--- Supplied data ---

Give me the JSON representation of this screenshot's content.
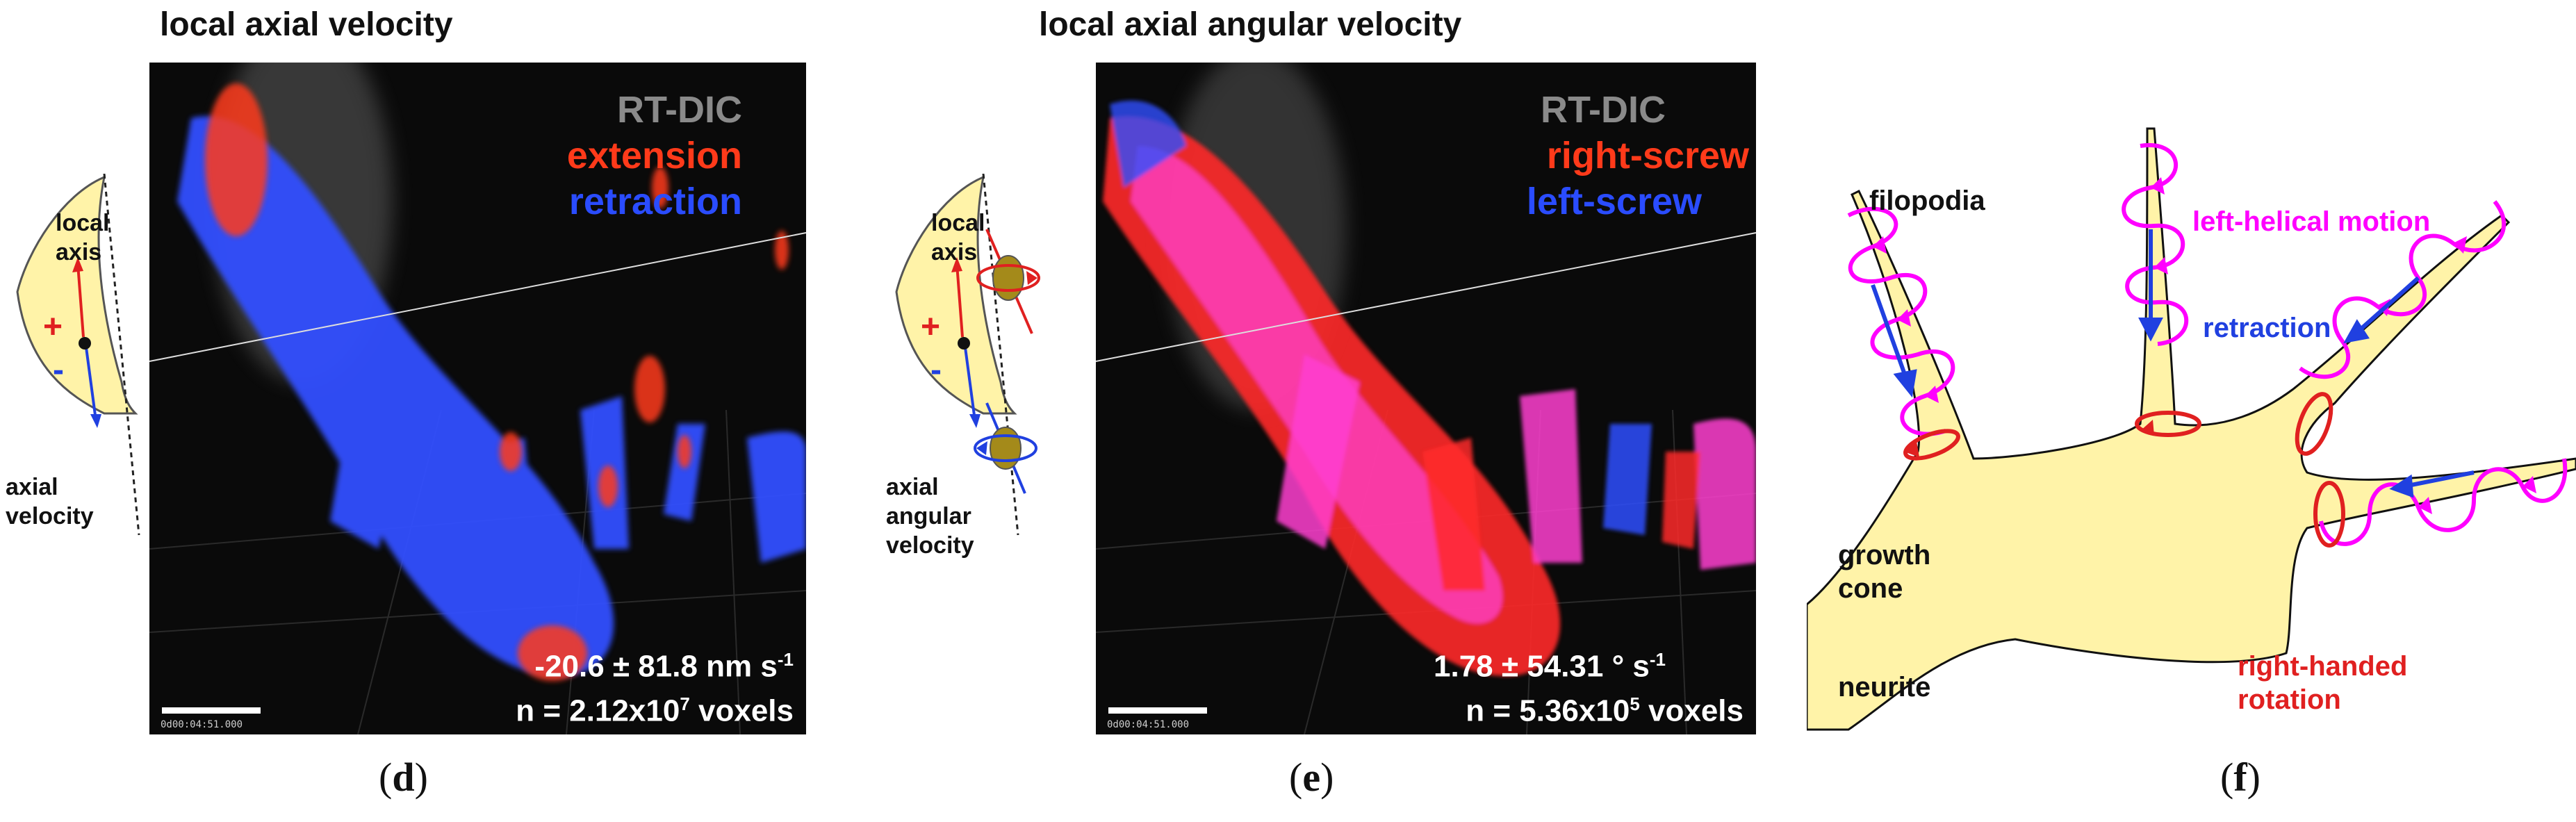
{
  "panel_d": {
    "title": "local axial velocity",
    "legend": [
      "RT-DIC",
      "extension",
      "retraction"
    ],
    "stat_mean": "-20.6 ± 81.8 nm s",
    "stat_mean_sup": "-1",
    "stat_n": "n = 2.12x10",
    "stat_n_sup": "7",
    "stat_n_unit": " voxels",
    "timestamp": "0d00:04:51.000",
    "label": "d",
    "schematic": {
      "local_axis": "local\naxis",
      "plus": "+",
      "minus": "-",
      "axial_velocity": "axial\nvelocity"
    }
  },
  "panel_e": {
    "title": "local axial angular velocity",
    "legend": [
      "RT-DIC",
      "right-screw",
      "left-screw"
    ],
    "stat_mean": "1.78 ± 54.31 ° s",
    "stat_mean_sup": "-1",
    "stat_n": "n = 5.36x10",
    "stat_n_sup": "5",
    "stat_n_unit": " voxels",
    "timestamp": "0d00:04:51.000",
    "label": "e",
    "schematic": {
      "local_axis": "local\naxis",
      "plus": "+",
      "minus": "-",
      "axial_angular_velocity": "axial\nangular\nvelocity"
    }
  },
  "panel_f": {
    "label": "f",
    "filopodia": "filopodia",
    "left_helical": "left-helical motion",
    "retraction": "retraction",
    "growth_cone": "growth\ncone",
    "neurite": "neurite",
    "right_handed": "right-handed\nrotation"
  },
  "colors": {
    "extension_red": "#ff3a1a",
    "retraction_blue": "#2a4cff",
    "rtdic_gray": "#8a8a8a",
    "magenta": "#ff00ff",
    "cell_yellow": "#fff3a8"
  }
}
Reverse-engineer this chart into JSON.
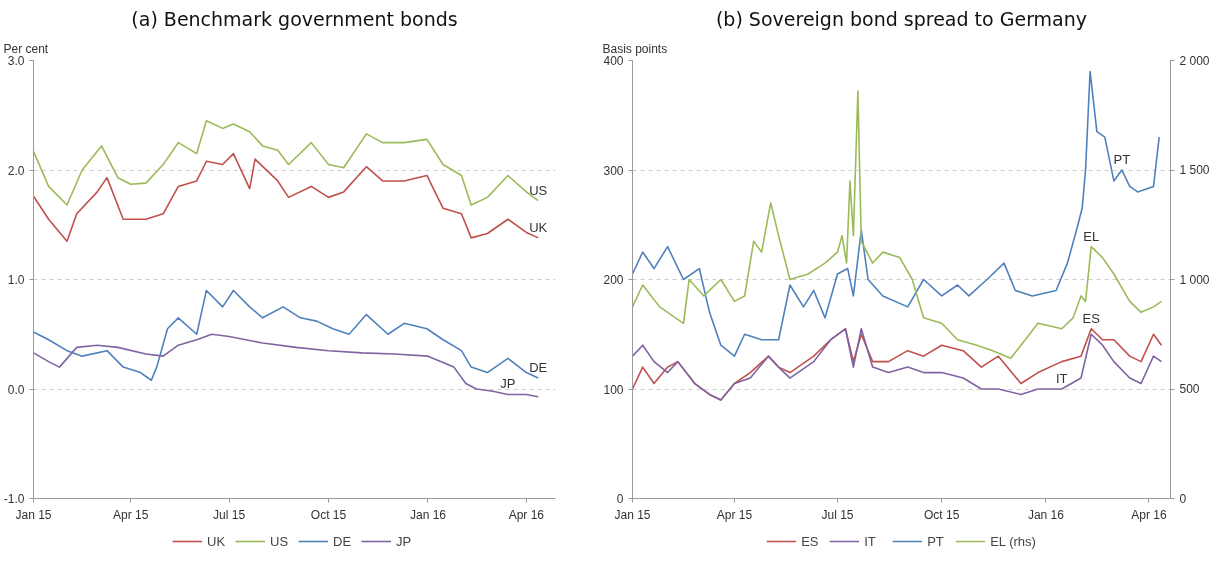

---

▶ [What the task requires]:
Strip the images and reproduce the remaining records precisely.

▶ [Task output]:
Give me the JSON representation of this screenshot's content.
{
  "panel_d": {
    "title": "local axial velocity",
    "legend": [
      "RT-DIC",
      "extension",
      "retraction"
    ],
    "stat_mean": "-20.6 ± 81.8 nm s",
    "stat_mean_sup": "-1",
    "stat_n": "n = 2.12x10",
    "stat_n_sup": "7",
    "stat_n_unit": " voxels",
    "timestamp": "0d00:04:51.000",
    "label": "d",
    "schematic": {
      "local_axis": "local\naxis",
      "plus": "+",
      "minus": "-",
      "axial_velocity": "axial\nvelocity"
    }
  },
  "panel_e": {
    "title": "local axial angular velocity",
    "legend": [
      "RT-DIC",
      "right-screw",
      "left-screw"
    ],
    "stat_mean": "1.78 ± 54.31 ° s",
    "stat_mean_sup": "-1",
    "stat_n": "n = 5.36x10",
    "stat_n_sup": "5",
    "stat_n_unit": " voxels",
    "timestamp": "0d00:04:51.000",
    "label": "e",
    "schematic": {
      "local_axis": "local\naxis",
      "plus": "+",
      "minus": "-",
      "axial_angular_velocity": "axial\nangular\nvelocity"
    }
  },
  "panel_f": {
    "label": "f",
    "filopodia": "filopodia",
    "left_helical": "left-helical motion",
    "retraction": "retraction",
    "growth_cone": "growth\ncone",
    "neurite": "neurite",
    "right_handed": "right-handed\nrotation"
  },
  "colors": {
    "extension_red": "#ff3a1a",
    "retraction_blue": "#2a4cff",
    "rtdic_gray": "#8a8a8a",
    "magenta": "#ff00ff",
    "cell_yellow": "#fff3a8"
  }
}
Reverse-engineer this chart into JSON.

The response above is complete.